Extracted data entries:
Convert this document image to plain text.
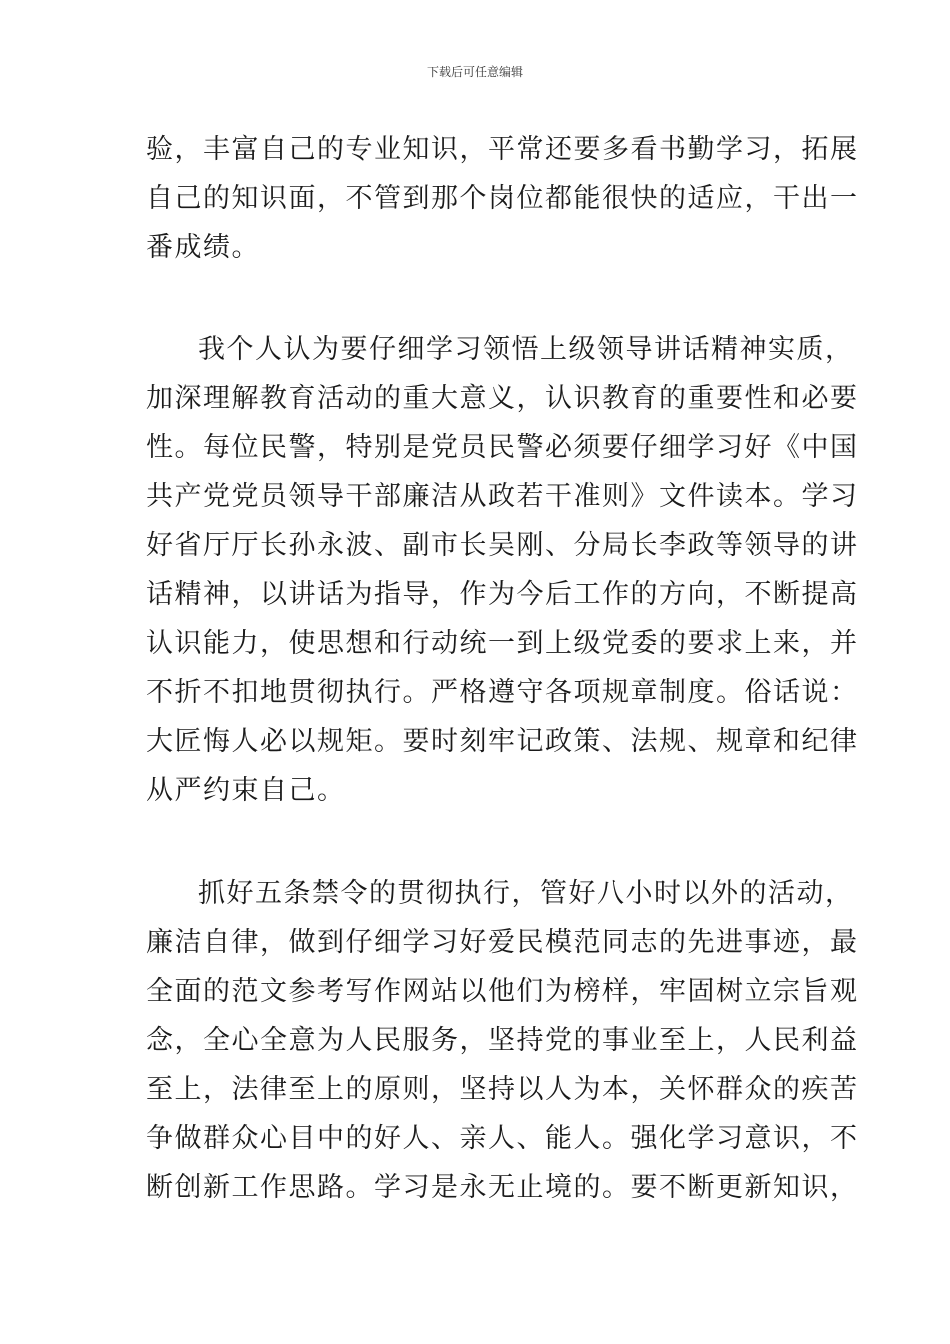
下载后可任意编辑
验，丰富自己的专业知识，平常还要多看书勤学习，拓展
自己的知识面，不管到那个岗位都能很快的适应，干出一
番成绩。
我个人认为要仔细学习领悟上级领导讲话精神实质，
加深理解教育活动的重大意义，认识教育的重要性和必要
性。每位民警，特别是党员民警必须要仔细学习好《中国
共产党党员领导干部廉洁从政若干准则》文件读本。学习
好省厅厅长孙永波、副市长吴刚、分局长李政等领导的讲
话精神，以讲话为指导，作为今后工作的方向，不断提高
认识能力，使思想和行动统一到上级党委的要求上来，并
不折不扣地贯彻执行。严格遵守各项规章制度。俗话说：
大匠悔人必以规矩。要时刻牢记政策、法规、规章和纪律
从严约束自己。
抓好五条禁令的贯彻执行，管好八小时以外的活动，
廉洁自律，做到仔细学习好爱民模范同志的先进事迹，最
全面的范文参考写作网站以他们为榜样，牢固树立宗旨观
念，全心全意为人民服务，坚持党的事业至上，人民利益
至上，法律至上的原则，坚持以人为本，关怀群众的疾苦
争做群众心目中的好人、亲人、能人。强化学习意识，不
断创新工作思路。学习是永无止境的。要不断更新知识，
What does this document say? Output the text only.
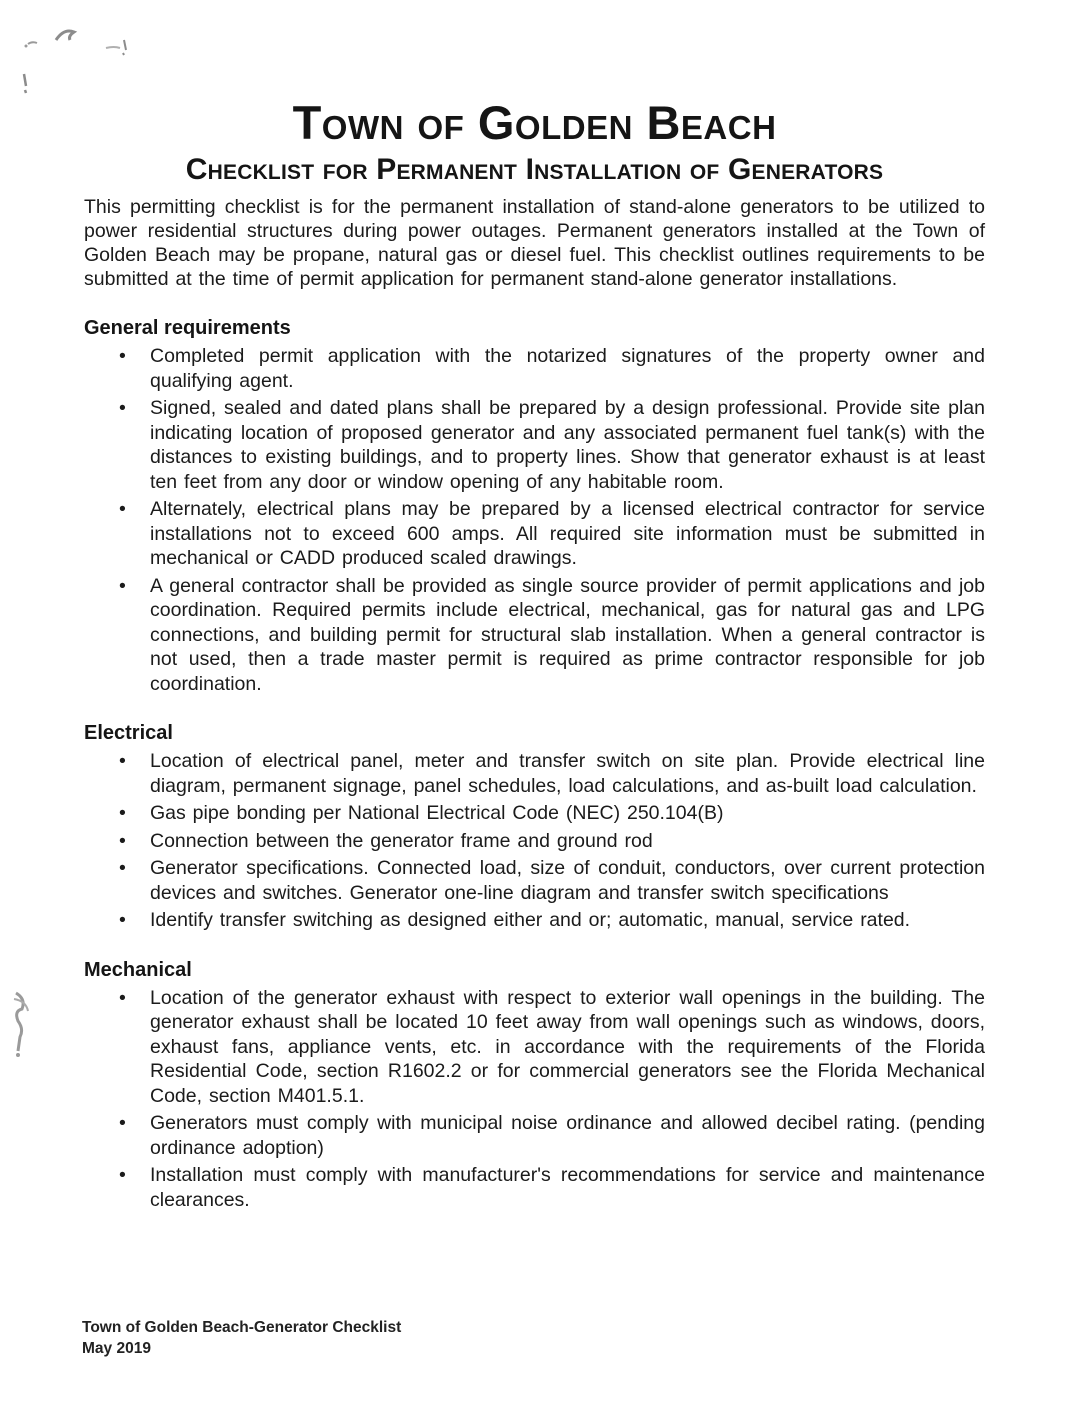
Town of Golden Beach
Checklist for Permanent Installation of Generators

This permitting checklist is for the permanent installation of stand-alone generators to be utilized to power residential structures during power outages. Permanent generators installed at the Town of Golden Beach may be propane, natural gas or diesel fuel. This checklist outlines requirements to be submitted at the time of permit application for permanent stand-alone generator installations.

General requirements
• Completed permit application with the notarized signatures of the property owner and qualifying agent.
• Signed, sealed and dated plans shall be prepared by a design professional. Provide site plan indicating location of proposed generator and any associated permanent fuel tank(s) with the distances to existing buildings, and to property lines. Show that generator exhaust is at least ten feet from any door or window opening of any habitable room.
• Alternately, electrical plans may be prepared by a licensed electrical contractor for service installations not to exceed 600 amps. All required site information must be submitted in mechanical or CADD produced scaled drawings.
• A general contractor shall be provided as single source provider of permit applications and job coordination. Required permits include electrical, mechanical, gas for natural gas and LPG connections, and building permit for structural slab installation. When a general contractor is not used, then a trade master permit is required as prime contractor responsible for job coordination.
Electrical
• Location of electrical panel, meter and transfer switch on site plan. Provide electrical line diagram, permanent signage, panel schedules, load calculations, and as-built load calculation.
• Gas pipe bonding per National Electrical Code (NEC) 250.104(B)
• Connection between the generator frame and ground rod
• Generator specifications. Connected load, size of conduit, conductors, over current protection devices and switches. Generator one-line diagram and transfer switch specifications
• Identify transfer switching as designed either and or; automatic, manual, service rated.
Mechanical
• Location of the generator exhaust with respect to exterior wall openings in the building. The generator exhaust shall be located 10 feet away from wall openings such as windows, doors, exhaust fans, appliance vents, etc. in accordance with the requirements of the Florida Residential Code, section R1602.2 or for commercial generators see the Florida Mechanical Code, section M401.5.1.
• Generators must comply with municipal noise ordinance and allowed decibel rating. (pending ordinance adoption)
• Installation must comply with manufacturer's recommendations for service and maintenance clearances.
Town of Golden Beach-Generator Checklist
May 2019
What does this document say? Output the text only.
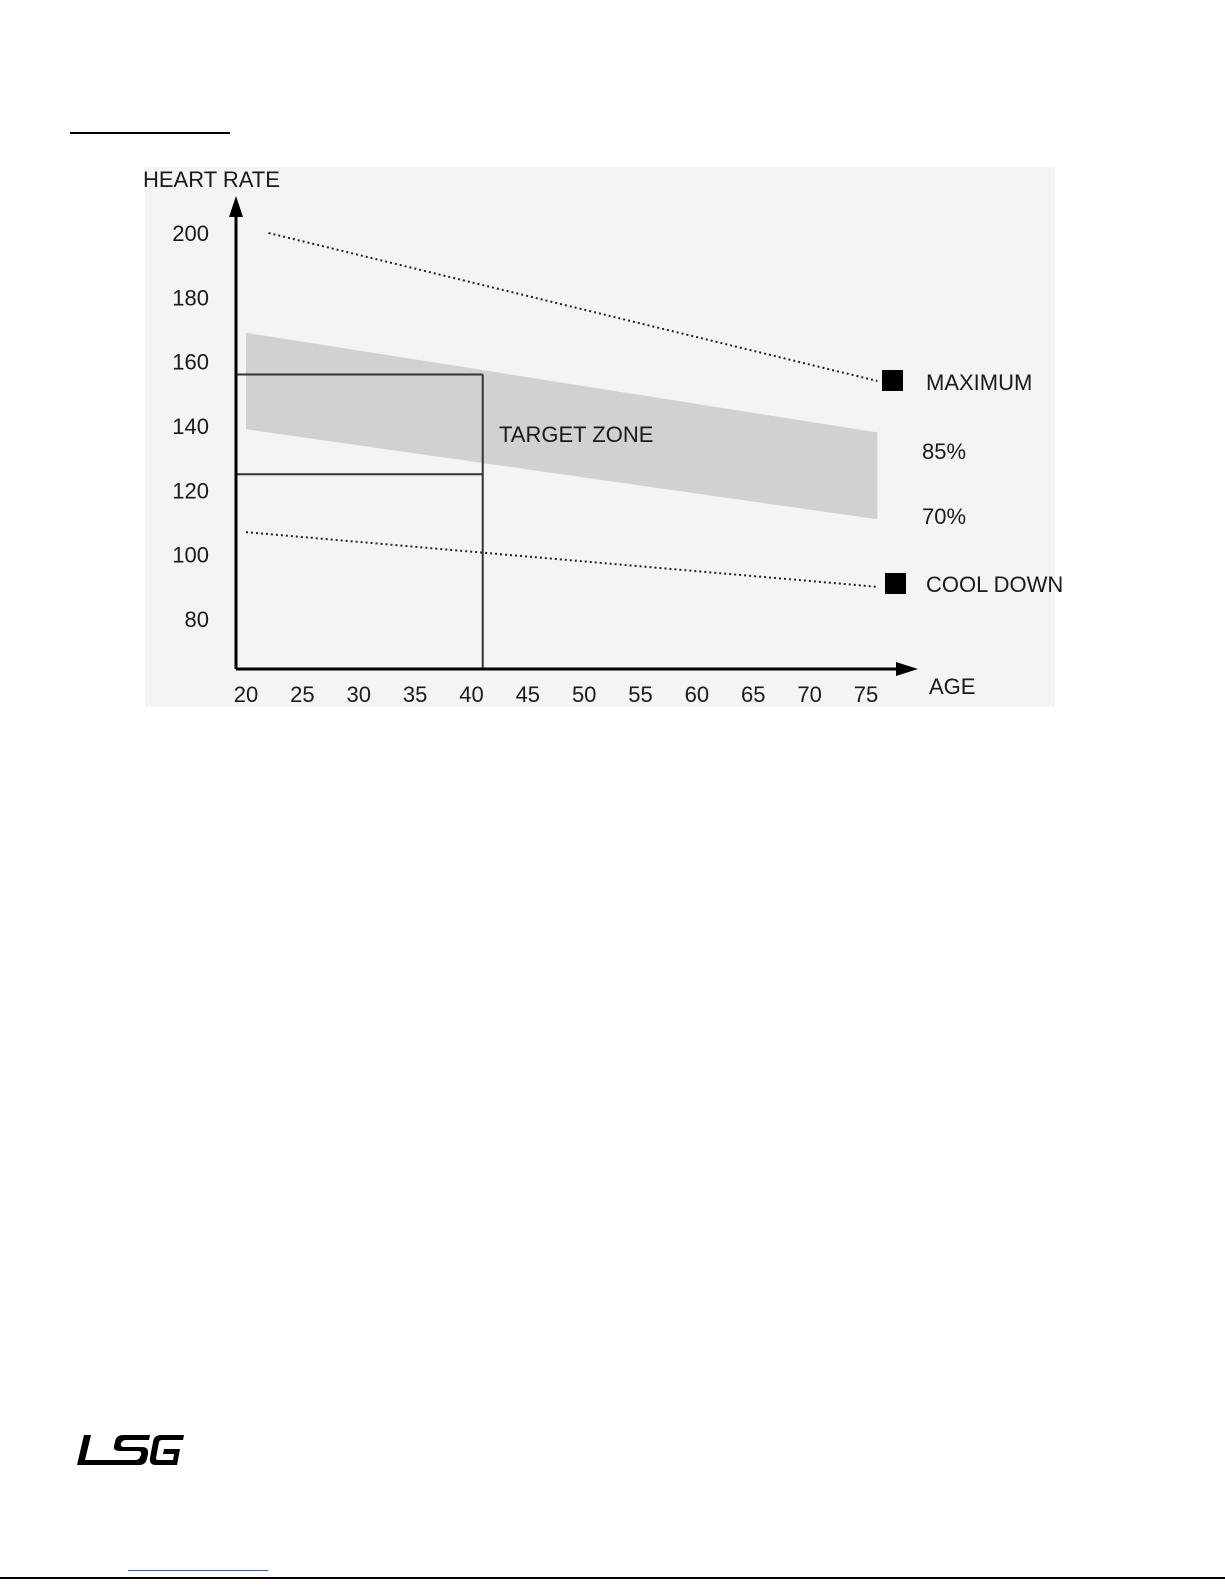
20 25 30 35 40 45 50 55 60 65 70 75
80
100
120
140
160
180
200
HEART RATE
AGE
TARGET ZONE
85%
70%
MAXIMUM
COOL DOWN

### SHORT TASK
Check each line of the data above for the word "Golden" and say how many lines have it. Give the number alone.

### SOLUTION BELOW
3